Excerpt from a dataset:
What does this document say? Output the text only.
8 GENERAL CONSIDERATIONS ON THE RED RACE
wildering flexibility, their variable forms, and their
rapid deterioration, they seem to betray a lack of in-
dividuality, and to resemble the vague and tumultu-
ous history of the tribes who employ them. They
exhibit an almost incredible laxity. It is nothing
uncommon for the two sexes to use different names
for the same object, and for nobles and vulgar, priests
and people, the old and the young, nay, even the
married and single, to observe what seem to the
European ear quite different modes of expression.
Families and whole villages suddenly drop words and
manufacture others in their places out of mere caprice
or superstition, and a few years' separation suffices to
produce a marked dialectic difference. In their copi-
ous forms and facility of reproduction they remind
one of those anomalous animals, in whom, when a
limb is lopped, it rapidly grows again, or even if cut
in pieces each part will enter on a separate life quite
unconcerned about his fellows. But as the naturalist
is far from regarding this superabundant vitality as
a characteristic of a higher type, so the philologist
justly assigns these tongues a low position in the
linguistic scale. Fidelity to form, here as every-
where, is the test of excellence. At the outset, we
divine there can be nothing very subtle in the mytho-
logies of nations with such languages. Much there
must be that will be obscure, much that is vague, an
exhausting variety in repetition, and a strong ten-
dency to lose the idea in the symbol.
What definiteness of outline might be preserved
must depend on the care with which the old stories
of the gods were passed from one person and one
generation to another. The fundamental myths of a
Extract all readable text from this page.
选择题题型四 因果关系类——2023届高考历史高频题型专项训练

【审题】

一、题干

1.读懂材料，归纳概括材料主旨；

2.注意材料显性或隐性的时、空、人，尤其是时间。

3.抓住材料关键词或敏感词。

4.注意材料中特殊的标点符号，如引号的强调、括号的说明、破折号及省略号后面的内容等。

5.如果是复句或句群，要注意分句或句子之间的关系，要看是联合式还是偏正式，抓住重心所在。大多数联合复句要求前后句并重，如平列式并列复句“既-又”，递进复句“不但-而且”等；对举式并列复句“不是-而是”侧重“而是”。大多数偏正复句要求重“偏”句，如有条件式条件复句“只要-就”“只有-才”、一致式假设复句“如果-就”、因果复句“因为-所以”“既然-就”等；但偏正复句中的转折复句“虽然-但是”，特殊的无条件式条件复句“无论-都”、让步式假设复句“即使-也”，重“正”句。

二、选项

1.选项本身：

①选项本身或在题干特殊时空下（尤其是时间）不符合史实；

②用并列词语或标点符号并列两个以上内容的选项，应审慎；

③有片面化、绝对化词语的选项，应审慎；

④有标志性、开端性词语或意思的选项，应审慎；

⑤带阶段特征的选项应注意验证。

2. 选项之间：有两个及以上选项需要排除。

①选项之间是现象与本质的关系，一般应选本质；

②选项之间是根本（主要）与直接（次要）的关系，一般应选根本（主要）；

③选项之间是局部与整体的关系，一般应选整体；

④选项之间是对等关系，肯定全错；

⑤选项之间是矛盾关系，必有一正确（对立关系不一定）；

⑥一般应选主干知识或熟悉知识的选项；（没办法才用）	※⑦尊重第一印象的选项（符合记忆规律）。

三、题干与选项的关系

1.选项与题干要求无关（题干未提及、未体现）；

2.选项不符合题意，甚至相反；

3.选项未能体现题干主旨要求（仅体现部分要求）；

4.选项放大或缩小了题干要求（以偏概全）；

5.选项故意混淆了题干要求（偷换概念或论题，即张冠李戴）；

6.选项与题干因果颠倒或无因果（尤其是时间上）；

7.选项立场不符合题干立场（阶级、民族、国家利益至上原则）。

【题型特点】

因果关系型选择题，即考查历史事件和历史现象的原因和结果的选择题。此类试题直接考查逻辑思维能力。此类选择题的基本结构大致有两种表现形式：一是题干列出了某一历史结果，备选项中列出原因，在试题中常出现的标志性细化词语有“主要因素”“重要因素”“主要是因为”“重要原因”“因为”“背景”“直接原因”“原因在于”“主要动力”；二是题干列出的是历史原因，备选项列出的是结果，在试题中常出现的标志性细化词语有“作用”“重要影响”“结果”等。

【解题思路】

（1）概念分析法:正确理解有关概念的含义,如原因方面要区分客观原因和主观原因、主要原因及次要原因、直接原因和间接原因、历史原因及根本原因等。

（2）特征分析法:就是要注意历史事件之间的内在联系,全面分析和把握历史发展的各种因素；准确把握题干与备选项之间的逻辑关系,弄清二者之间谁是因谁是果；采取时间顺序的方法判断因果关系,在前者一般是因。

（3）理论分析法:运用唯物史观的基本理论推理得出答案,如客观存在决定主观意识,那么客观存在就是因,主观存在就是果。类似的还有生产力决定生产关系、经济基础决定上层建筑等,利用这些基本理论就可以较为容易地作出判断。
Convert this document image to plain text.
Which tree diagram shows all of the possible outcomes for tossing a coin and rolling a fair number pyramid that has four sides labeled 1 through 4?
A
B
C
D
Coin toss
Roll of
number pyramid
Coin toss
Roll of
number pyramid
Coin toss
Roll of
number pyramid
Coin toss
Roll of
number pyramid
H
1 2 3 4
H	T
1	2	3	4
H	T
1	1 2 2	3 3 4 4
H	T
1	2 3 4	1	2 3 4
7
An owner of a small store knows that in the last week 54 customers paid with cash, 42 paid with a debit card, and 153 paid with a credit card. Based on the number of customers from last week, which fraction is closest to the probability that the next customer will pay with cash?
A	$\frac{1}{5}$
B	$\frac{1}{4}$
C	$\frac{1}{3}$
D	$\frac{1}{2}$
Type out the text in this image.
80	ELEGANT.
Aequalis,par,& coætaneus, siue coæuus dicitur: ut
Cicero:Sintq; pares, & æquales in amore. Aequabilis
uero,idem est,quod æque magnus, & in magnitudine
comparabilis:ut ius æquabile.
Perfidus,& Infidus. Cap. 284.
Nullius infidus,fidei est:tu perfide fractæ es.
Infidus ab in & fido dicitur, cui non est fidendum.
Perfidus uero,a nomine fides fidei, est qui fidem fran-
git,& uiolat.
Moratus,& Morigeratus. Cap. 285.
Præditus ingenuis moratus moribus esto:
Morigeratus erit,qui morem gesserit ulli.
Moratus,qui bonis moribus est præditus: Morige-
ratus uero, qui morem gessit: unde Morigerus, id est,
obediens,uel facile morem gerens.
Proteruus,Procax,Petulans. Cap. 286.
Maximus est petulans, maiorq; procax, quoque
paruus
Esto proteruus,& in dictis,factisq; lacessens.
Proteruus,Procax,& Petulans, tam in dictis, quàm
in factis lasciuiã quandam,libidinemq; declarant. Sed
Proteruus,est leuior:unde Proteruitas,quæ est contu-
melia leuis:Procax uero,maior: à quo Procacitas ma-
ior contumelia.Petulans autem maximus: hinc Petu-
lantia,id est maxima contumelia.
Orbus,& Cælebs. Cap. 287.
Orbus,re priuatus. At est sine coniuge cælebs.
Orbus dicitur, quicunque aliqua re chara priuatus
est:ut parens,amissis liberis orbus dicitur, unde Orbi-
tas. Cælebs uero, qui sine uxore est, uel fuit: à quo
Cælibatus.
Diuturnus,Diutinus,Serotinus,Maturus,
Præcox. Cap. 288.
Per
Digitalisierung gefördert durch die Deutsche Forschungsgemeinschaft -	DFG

§ Exercise
Only the number is wanted: how many lines in the entries above contain the string "that"?

§ Result for this exercise
3